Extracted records
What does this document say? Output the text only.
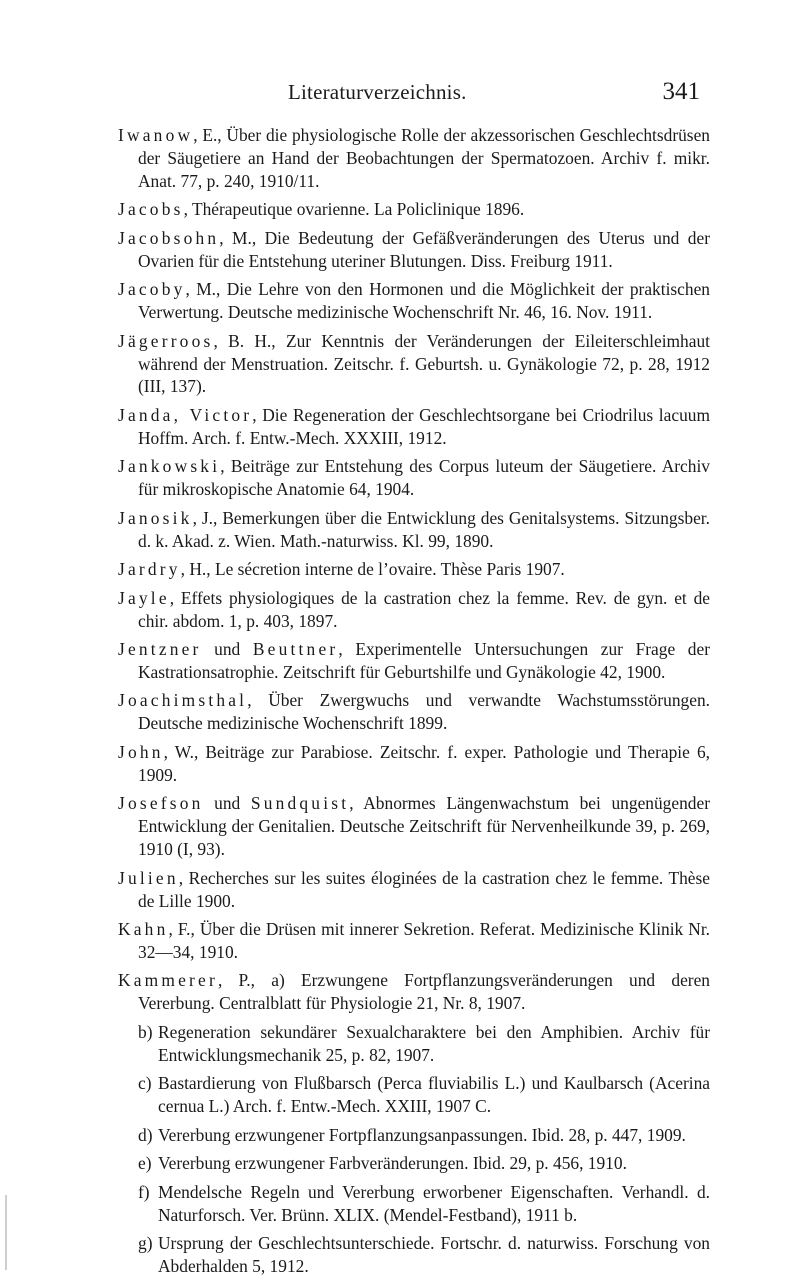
Literaturverzeichnis.	341
Iwanow, E., Über die physiologische Rolle der akzessorischen Geschlechtsdrüsen der Säugetiere an Hand der Beobachtungen der Spermatozoen. Archiv f. mikr. Anat. 77, p. 240, 1910/11.
Jacobs, Thérapeutique ovarienne. La Policlinique 1896.
Jacobsohn, M., Die Bedeutung der Gefäßveränderungen des Uterus und der Ovarien für die Entstehung uteriner Blutungen. Diss. Freiburg 1911.
Jacoby, M., Die Lehre von den Hormonen und die Möglichkeit der praktischen Verwertung. Deutsche medizinische Wochenschrift Nr. 46, 16. Nov. 1911.
Jägerroos, B. H., Zur Kenntnis der Veränderungen der Eileiterschleimhaut während der Menstruation. Zeitschr. f. Geburtsh. u. Gynäkologie 72, p. 28, 1912 (III, 137).
Janda, Victor, Die Regeneration der Geschlechtsorgane bei Criodrilus lacuum Hoffm. Arch. f. Entw.-Mech. XXXIII, 1912.
Jankowski, Beiträge zur Entstehung des Corpus luteum der Säugetiere. Archiv für mikroskopische Anatomie 64, 1904.
Janosik, J., Bemerkungen über die Entwicklung des Genitalsystems. Sitzungsber. d. k. Akad. z. Wien. Math.-naturwiss. Kl. 99, 1890.
Jardry, H., Le sécretion interne de l’ovaire. Thèse Paris 1907.
Jayle, Effets physiologiques de la castration chez la femme. Rev. de gyn. et de chir. abdom. 1, p. 403, 1897.
Jentzner und Beuttner, Experimentelle Untersuchungen zur Frage der Kastrationsatrophie. Zeitschrift für Geburtshilfe und Gynäkologie 42, 1900.
Joachimsthal, Über Zwergwuchs und verwandte Wachstumsstörungen. Deutsche medizinische Wochenschrift 1899.
John, W., Beiträge zur Parabiose. Zeitschr. f. exper. Pathologie und Therapie 6, 1909.
Josefson und Sundquist, Abnormes Längenwachstum bei ungenügender Entwicklung der Genitalien. Deutsche Zeitschrift für Nervenheilkunde 39, p. 269, 1910 (I, 93).
Julien, Recherches sur les suites éloginées de la castration chez le femme. Thèse de Lille 1900.
Kahn, F., Über die Drüsen mit innerer Sekretion. Referat. Medizinische Klinik Nr. 32—34, 1910.
Kammerer, P., a) Erzwungene Fortpflanzungsveränderungen und deren Vererbung. Centralblatt für Physiologie 21, Nr. 8, 1907.
b) Regeneration sekundärer Sexualcharaktere bei den Amphibien. Archiv für Entwicklungsmechanik 25, p. 82, 1907.
c) Bastardierung von Flußbarsch (Perca fluviabilis L.) und Kaulbarsch (Acerina cernua L.) Arch. f. Entw.-Mech. XXIII, 1907 C.
d) Vererbung erzwungener Fortpflanzungsanpassungen. Ibid. 28, p. 447, 1909.
e) Vererbung erzwungener Farbveränderungen. Ibid. 29, p. 456, 1910.
f) Mendelsche Regeln und Vererbung erworbener Eigenschaften. Verhandl. d. Naturforsch. Ver. Brünn. XLIX. (Mendel-Festband), 1911 b.
g) Ursprung der Geschlechtsunterschiede. Fortschr. d. naturwiss. Forschung von Abderhalden 5, 1912.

▸ **Stated problem**
In this exercise, set down all of the data exactly, without the pictures.

▸ **Solution to the problem**
What does this document say? Output the text only.
Literaturverzeichnis.	341
Iwanow, E., Über die physiologische Rolle der akzessorischen Geschlechtsdrüsen der Säugetiere an Hand der Beobachtungen der Spermatozoen. Archiv f. mikr. Anat. 77, p. 240, 1910/11.
Jacobs, Thérapeutique ovarienne. La Policlinique 1896.
Jacobsohn, M., Die Bedeutung der Gefäßveränderungen des Uterus und der Ovarien für die Entstehung uteriner Blutungen. Diss. Freiburg 1911.
Jacoby, M., Die Lehre von den Hormonen und die Möglichkeit der praktischen Verwertung. Deutsche medizinische Wochenschrift Nr. 46, 16. Nov. 1911.
Jägerroos, B. H., Zur Kenntnis der Veränderungen der Eileiterschleimhaut während der Menstruation. Zeitschr. f. Geburtsh. u. Gynäkologie 72, p. 28, 1912 (III, 137).
Janda, Victor, Die Regeneration der Geschlechtsorgane bei Criodrilus lacuum Hoffm. Arch. f. Entw.-Mech. XXXIII, 1912.
Jankowski, Beiträge zur Entstehung des Corpus luteum der Säugetiere. Archiv für mikroskopische Anatomie 64, 1904.
Janosik, J., Bemerkungen über die Entwicklung des Genitalsystems. Sitzungsber. d. k. Akad. z. Wien. Math.-naturwiss. Kl. 99, 1890.
Jardry, H., Le sécretion interne de l’ovaire. Thèse Paris 1907.
Jayle, Effets physiologiques de la castration chez la femme. Rev. de gyn. et de chir. abdom. 1, p. 403, 1897.
Jentzner und Beuttner, Experimentelle Untersuchungen zur Frage der Kastrationsatrophie. Zeitschrift für Geburtshilfe und Gynäkologie 42, 1900.
Joachimsthal, Über Zwergwuchs und verwandte Wachstumsstörungen. Deutsche medizinische Wochenschrift 1899.
John, W., Beiträge zur Parabiose. Zeitschr. f. exper. Pathologie und Therapie 6, 1909.
Josefson und Sundquist, Abnormes Längenwachstum bei ungenügender Entwicklung der Genitalien. Deutsche Zeitschrift für Nervenheilkunde 39, p. 269, 1910 (I, 93).
Julien, Recherches sur les suites éloginées de la castration chez le femme. Thèse de Lille 1900.
Kahn, F., Über die Drüsen mit innerer Sekretion. Referat. Medizinische Klinik Nr. 32—34, 1910.
Kammerer, P., a) Erzwungene Fortpflanzungsveränderungen und deren Vererbung. Centralblatt für Physiologie 21, Nr. 8, 1907.
b) Regeneration sekundärer Sexualcharaktere bei den Amphibien. Archiv für Entwicklungsmechanik 25, p. 82, 1907.
c) Bastardierung von Flußbarsch (Perca fluviabilis L.) und Kaulbarsch (Acerina cernua L.) Arch. f. Entw.-Mech. XXIII, 1907 C.
d) Vererbung erzwungener Fortpflanzungsanpassungen. Ibid. 28, p. 447, 1909.
e) Vererbung erzwungener Farbveränderungen. Ibid. 29, p. 456, 1910.
f) Mendelsche Regeln und Vererbung erworbener Eigenschaften. Verhandl. d. Naturforsch. Ver. Brünn. XLIX. (Mendel-Festband), 1911 b.
g) Ursprung der Geschlechtsunterschiede. Fortschr. d. naturwiss. Forschung von Abderhalden 5, 1912.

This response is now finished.